Exercise input:
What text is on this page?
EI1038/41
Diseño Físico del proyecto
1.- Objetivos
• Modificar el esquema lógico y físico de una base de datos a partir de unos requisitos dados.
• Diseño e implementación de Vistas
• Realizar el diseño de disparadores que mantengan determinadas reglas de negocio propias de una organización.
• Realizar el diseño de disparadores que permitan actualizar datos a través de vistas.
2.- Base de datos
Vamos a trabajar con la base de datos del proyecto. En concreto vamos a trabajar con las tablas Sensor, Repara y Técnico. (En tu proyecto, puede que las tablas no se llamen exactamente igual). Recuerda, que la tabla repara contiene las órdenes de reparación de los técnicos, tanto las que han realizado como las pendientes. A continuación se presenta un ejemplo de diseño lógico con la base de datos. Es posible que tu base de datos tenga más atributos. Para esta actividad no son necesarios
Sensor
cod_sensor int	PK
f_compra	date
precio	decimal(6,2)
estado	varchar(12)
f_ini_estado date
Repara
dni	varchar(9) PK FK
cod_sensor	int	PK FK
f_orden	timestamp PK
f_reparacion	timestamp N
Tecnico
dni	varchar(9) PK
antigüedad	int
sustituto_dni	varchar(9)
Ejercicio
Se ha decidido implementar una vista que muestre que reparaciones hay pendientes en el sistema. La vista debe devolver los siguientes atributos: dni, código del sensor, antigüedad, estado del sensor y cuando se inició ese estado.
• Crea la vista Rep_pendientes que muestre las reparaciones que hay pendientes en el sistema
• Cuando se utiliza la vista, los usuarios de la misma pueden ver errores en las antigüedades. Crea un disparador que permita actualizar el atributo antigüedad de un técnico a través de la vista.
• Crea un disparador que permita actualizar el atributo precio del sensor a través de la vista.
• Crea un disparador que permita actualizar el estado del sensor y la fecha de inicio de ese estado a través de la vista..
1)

Objective: Copy the data above in full, character for character.

Result for this task:
What text is on this page?
EI1038/41
Diseño Físico del proyecto
1.- Objetivos
• Modificar el esquema lógico y físico de una base de datos a partir de unos requisitos dados.
• Diseño e implementación de Vistas
• Realizar el diseño de disparadores que mantengan determinadas reglas de negocio propias de una organización.
• Realizar el diseño de disparadores que permitan actualizar datos a través de vistas.
2.- Base de datos
Vamos a trabajar con la base de datos del proyecto. En concreto vamos a trabajar con las tablas Sensor, Repara y Técnico. (En tu proyecto, puede que las tablas no se llamen exactamente igual). Recuerda, que la tabla repara contiene las órdenes de reparación de los técnicos, tanto las que han realizado como las pendientes. A continuación se presenta un ejemplo de diseño lógico con la base de datos. Es posible que tu base de datos tenga más atributos. Para esta actividad no son necesarios
Sensor
cod_sensor int	PK
f_compra	date
precio	decimal(6,2)
estado	varchar(12)
f_ini_estado date
Repara
dni	varchar(9) PK FK
cod_sensor	int	PK FK
f_orden	timestamp PK
f_reparacion	timestamp N
Tecnico
dni	varchar(9) PK
antigüedad	int
sustituto_dni	varchar(9)
Ejercicio
Se ha decidido implementar una vista que muestre que reparaciones hay pendientes en el sistema. La vista debe devolver los siguientes atributos: dni, código del sensor, antigüedad, estado del sensor y cuando se inició ese estado.
• Crea la vista Rep_pendientes que muestre las reparaciones que hay pendientes en el sistema
• Cuando se utiliza la vista, los usuarios de la misma pueden ver errores en las antigüedades. Crea un disparador que permita actualizar el atributo antigüedad de un técnico a través de la vista.
• Crea un disparador que permita actualizar el atributo precio del sensor a través de la vista.
• Crea un disparador que permita actualizar el estado del sensor y la fecha de inicio de ese estado a través de la vista..
1)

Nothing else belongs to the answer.